• **What to do**
Please retype the entries below exactly as they are written.

· · · · · · ·

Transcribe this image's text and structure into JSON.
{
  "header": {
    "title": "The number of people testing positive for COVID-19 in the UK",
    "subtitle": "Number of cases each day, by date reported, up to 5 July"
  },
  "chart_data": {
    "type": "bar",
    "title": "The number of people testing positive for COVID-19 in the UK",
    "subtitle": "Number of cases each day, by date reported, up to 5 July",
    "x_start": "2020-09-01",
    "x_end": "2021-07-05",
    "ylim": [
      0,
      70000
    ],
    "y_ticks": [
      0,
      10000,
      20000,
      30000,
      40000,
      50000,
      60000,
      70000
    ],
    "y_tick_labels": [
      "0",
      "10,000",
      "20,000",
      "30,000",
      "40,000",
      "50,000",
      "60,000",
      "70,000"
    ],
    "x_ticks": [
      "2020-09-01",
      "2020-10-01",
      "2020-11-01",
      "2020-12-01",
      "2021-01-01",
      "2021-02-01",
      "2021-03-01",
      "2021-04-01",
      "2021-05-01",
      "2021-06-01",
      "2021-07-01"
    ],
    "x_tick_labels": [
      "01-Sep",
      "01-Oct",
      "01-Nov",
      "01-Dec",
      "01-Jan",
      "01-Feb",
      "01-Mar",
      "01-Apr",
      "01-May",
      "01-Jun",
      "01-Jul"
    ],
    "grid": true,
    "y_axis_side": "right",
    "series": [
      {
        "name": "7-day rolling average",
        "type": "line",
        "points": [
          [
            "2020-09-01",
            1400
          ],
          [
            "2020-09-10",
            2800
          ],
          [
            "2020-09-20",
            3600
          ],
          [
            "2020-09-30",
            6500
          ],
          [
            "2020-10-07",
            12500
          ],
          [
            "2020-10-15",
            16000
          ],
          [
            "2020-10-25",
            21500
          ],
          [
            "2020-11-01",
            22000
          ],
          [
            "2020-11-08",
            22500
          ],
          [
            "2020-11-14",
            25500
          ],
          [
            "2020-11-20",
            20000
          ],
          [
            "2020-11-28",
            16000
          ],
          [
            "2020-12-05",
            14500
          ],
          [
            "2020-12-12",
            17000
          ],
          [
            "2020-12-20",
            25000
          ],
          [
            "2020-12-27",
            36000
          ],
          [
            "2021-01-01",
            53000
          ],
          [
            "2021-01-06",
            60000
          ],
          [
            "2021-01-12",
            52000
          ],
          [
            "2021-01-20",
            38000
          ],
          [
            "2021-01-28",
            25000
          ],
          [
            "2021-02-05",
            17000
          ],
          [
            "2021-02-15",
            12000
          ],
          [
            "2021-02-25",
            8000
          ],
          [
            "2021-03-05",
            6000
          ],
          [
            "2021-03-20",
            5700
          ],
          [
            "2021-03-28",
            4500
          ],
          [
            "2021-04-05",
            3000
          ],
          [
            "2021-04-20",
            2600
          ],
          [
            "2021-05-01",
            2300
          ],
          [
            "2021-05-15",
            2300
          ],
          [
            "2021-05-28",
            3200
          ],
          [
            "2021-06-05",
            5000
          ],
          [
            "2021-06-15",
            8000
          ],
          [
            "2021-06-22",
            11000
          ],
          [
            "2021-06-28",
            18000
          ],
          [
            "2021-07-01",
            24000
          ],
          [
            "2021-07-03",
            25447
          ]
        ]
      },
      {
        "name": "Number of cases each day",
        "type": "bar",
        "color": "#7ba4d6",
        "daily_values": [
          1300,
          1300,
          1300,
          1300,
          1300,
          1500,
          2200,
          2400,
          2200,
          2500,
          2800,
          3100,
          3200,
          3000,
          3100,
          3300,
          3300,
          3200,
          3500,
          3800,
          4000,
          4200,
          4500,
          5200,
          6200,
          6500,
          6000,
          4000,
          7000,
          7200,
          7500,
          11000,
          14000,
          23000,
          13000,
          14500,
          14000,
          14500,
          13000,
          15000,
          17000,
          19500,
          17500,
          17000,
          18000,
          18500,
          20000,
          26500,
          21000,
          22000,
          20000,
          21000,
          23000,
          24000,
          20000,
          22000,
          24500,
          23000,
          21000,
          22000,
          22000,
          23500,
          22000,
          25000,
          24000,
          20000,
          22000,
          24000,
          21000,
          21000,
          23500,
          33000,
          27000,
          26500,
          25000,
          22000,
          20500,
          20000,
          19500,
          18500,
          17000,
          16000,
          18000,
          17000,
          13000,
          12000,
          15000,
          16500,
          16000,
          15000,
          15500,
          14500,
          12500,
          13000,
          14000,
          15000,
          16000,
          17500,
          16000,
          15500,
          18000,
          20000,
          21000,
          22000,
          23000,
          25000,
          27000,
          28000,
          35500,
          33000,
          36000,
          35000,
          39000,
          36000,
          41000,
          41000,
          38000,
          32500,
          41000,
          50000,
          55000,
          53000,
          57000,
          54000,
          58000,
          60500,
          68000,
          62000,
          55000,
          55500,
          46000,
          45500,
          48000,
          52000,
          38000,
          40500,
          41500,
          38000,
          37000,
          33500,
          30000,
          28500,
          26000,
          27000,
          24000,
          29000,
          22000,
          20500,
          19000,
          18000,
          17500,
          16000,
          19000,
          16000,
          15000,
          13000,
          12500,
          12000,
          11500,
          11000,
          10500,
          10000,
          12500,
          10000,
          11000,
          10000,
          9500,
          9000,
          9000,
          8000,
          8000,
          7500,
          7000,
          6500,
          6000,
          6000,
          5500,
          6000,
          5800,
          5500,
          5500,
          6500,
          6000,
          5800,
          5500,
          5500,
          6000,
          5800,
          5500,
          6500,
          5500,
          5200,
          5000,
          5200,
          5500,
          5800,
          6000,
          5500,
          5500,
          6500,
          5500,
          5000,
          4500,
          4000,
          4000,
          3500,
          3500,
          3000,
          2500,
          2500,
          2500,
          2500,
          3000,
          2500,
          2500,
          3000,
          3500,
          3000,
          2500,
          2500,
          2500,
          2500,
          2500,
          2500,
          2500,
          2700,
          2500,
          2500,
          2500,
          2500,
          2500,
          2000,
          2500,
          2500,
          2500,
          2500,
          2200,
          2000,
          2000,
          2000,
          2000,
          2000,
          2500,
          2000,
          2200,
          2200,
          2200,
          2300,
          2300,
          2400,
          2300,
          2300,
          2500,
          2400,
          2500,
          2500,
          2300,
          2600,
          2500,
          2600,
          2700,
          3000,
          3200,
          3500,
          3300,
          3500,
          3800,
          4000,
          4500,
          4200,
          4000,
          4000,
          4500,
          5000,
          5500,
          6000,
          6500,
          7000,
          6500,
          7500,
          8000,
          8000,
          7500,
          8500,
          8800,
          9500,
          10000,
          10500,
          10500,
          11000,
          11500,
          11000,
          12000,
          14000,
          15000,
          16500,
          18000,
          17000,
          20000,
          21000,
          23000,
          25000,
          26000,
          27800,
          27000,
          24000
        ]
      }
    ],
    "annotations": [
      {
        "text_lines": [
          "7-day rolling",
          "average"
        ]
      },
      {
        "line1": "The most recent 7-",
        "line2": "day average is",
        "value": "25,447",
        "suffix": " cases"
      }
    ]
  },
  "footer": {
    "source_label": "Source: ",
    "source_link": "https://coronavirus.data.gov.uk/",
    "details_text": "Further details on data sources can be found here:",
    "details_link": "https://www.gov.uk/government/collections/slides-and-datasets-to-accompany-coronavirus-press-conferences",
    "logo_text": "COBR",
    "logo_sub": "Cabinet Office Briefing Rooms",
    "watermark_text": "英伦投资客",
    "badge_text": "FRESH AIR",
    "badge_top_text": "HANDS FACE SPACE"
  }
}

· · · · · · ·

• **Exercise answer**
Transcribe this image's text and structure into JSON.
{
  "header": {
    "title": "The number of people testing positive for COVID-19 in the UK",
    "subtitle": "Number of cases each day, by date reported, up to 5 July"
  },
  "chart_data": {
    "type": "bar",
    "title": "The number of people testing positive for COVID-19 in the UK",
    "subtitle": "Number of cases each day, by date reported, up to 5 July",
    "x_start": "2020-09-01",
    "x_end": "2021-07-05",
    "ylim": [
      0,
      70000
    ],
    "y_ticks": [
      0,
      10000,
      20000,
      30000,
      40000,
      50000,
      60000,
      70000
    ],
    "y_tick_labels": [
      "0",
      "10,000",
      "20,000",
      "30,000",
      "40,000",
      "50,000",
      "60,000",
      "70,000"
    ],
    "x_ticks": [
      "2020-09-01",
      "2020-10-01",
      "2020-11-01",
      "2020-12-01",
      "2021-01-01",
      "2021-02-01",
      "2021-03-01",
      "2021-04-01",
      "2021-05-01",
      "2021-06-01",
      "2021-07-01"
    ],
    "x_tick_labels": [
      "01-Sep",
      "01-Oct",
      "01-Nov",
      "01-Dec",
      "01-Jan",
      "01-Feb",
      "01-Mar",
      "01-Apr",
      "01-May",
      "01-Jun",
      "01-Jul"
    ],
    "grid": true,
    "y_axis_side": "right",
    "series": [
      {
        "name": "7-day rolling average",
        "type": "line",
        "points": [
          [
            "2020-09-01",
            1400
          ],
          [
            "2020-09-10",
            2800
          ],
          [
            "2020-09-20",
            3600
          ],
          [
            "2020-09-30",
            6500
          ],
          [
            "2020-10-07",
            12500
          ],
          [
            "2020-10-15",
            16000
          ],
          [
            "2020-10-25",
            21500
          ],
          [
            "2020-11-01",
            22000
          ],
          [
            "2020-11-08",
            22500
          ],
          [
            "2020-11-14",
            25500
          ],
          [
            "2020-11-20",
            20000
          ],
          [
            "2020-11-28",
            16000
          ],
          [
            "2020-12-05",
            14500
          ],
          [
            "2020-12-12",
            17000
          ],
          [
            "2020-12-20",
            25000
          ],
          [
            "2020-12-27",
            36000
          ],
          [
            "2021-01-01",
            53000
          ],
          [
            "2021-01-06",
            60000
          ],
          [
            "2021-01-12",
            52000
          ],
          [
            "2021-01-20",
            38000
          ],
          [
            "2021-01-28",
            25000
          ],
          [
            "2021-02-05",
            17000
          ],
          [
            "2021-02-15",
            12000
          ],
          [
            "2021-02-25",
            8000
          ],
          [
            "2021-03-05",
            6000
          ],
          [
            "2021-03-20",
            5700
          ],
          [
            "2021-03-28",
            4500
          ],
          [
            "2021-04-05",
            3000
          ],
          [
            "2021-04-20",
            2600
          ],
          [
            "2021-05-01",
            2300
          ],
          [
            "2021-05-15",
            2300
          ],
          [
            "2021-05-28",
            3200
          ],
          [
            "2021-06-05",
            5000
          ],
          [
            "2021-06-15",
            8000
          ],
          [
            "2021-06-22",
            11000
          ],
          [
            "2021-06-28",
            18000
          ],
          [
            "2021-07-01",
            24000
          ],
          [
            "2021-07-03",
            25447
          ]
        ]
      },
      {
        "name": "Number of cases each day",
        "type": "bar",
        "color": "#7ba4d6",
        "daily_values": [
          1300,
          1300,
          1300,
          1300,
          1300,
          1500,
          2200,
          2400,
          2200,
          2500,
          2800,
          3100,
          3200,
          3000,
          3100,
          3300,
          3300,
          3200,
          3500,
          3800,
          4000,
          4200,
          4500,
          5200,
          6200,
          6500,
          6000,
          4000,
          7000,
          7200,
          7500,
          11000,
          14000,
          23000,
          13000,
          14500,
          14000,
          14500,
          13000,
          15000,
          17000,
          19500,
          17500,
          17000,
          18000,
          18500,
          20000,
          26500,
          21000,
          22000,
          20000,
          21000,
          23000,
          24000,
          20000,
          22000,
          24500,
          23000,
          21000,
          22000,
          22000,
          23500,
          22000,
          25000,
          24000,
          20000,
          22000,
          24000,
          21000,
          21000,
          23500,
          33000,
          27000,
          26500,
          25000,
          22000,
          20500,
          20000,
          19500,
          18500,
          17000,
          16000,
          18000,
          17000,
          13000,
          12000,
          15000,
          16500,
          16000,
          15000,
          15500,
          14500,
          12500,
          13000,
          14000,
          15000,
          16000,
          17500,
          16000,
          15500,
          18000,
          20000,
          21000,
          22000,
          23000,
          25000,
          27000,
          28000,
          35500,
          33000,
          36000,
          35000,
          39000,
          36000,
          41000,
          41000,
          38000,
          32500,
          41000,
          50000,
          55000,
          53000,
          57000,
          54000,
          58000,
          60500,
          68000,
          62000,
          55000,
          55500,
          46000,
          45500,
          48000,
          52000,
          38000,
          40500,
          41500,
          38000,
          37000,
          33500,
          30000,
          28500,
          26000,
          27000,
          24000,
          29000,
          22000,
          20500,
          19000,
          18000,
          17500,
          16000,
          19000,
          16000,
          15000,
          13000,
          12500,
          12000,
          11500,
          11000,
          10500,
          10000,
          12500,
          10000,
          11000,
          10000,
          9500,
          9000,
          9000,
          8000,
          8000,
          7500,
          7000,
          6500,
          6000,
          6000,
          5500,
          6000,
          5800,
          5500,
          5500,
          6500,
          6000,
          5800,
          5500,
          5500,
          6000,
          5800,
          5500,
          6500,
          5500,
          5200,
          5000,
          5200,
          5500,
          5800,
          6000,
          5500,
          5500,
          6500,
          5500,
          5000,
          4500,
          4000,
          4000,
          3500,
          3500,
          3000,
          2500,
          2500,
          2500,
          2500,
          3000,
          2500,
          2500,
          3000,
          3500,
          3000,
          2500,
          2500,
          2500,
          2500,
          2500,
          2500,
          2500,
          2700,
          2500,
          2500,
          2500,
          2500,
          2500,
          2000,
          2500,
          2500,
          2500,
          2500,
          2200,
          2000,
          2000,
          2000,
          2000,
          2000,
          2500,
          2000,
          2200,
          2200,
          2200,
          2300,
          2300,
          2400,
          2300,
          2300,
          2500,
          2400,
          2500,
          2500,
          2300,
          2600,
          2500,
          2600,
          2700,
          3000,
          3200,
          3500,
          3300,
          3500,
          3800,
          4000,
          4500,
          4200,
          4000,
          4000,
          4500,
          5000,
          5500,
          6000,
          6500,
          7000,
          6500,
          7500,
          8000,
          8000,
          7500,
          8500,
          8800,
          9500,
          10000,
          10500,
          10500,
          11000,
          11500,
          11000,
          12000,
          14000,
          15000,
          16500,
          18000,
          17000,
          20000,
          21000,
          23000,
          25000,
          26000,
          27800,
          27000,
          24000
        ]
      }
    ],
    "annotations": [
      {
        "text_lines": [
          "7-day rolling",
          "average"
        ]
      },
      {
        "line1": "The most recent 7-",
        "line2": "day average is",
        "value": "25,447",
        "suffix": " cases"
      }
    ]
  },
  "footer": {
    "source_label": "Source: ",
    "source_link": "https://coronavirus.data.gov.uk/",
    "details_text": "Further details on data sources can be found here:",
    "details_link": "https://www.gov.uk/government/collections/slides-and-datasets-to-accompany-coronavirus-press-conferences",
    "logo_text": "COBR",
    "logo_sub": "Cabinet Office Briefing Rooms",
    "watermark_text": "英伦投资客",
    "badge_text": "FRESH AIR",
    "badge_top_text": "HANDS FACE SPACE"
  }
}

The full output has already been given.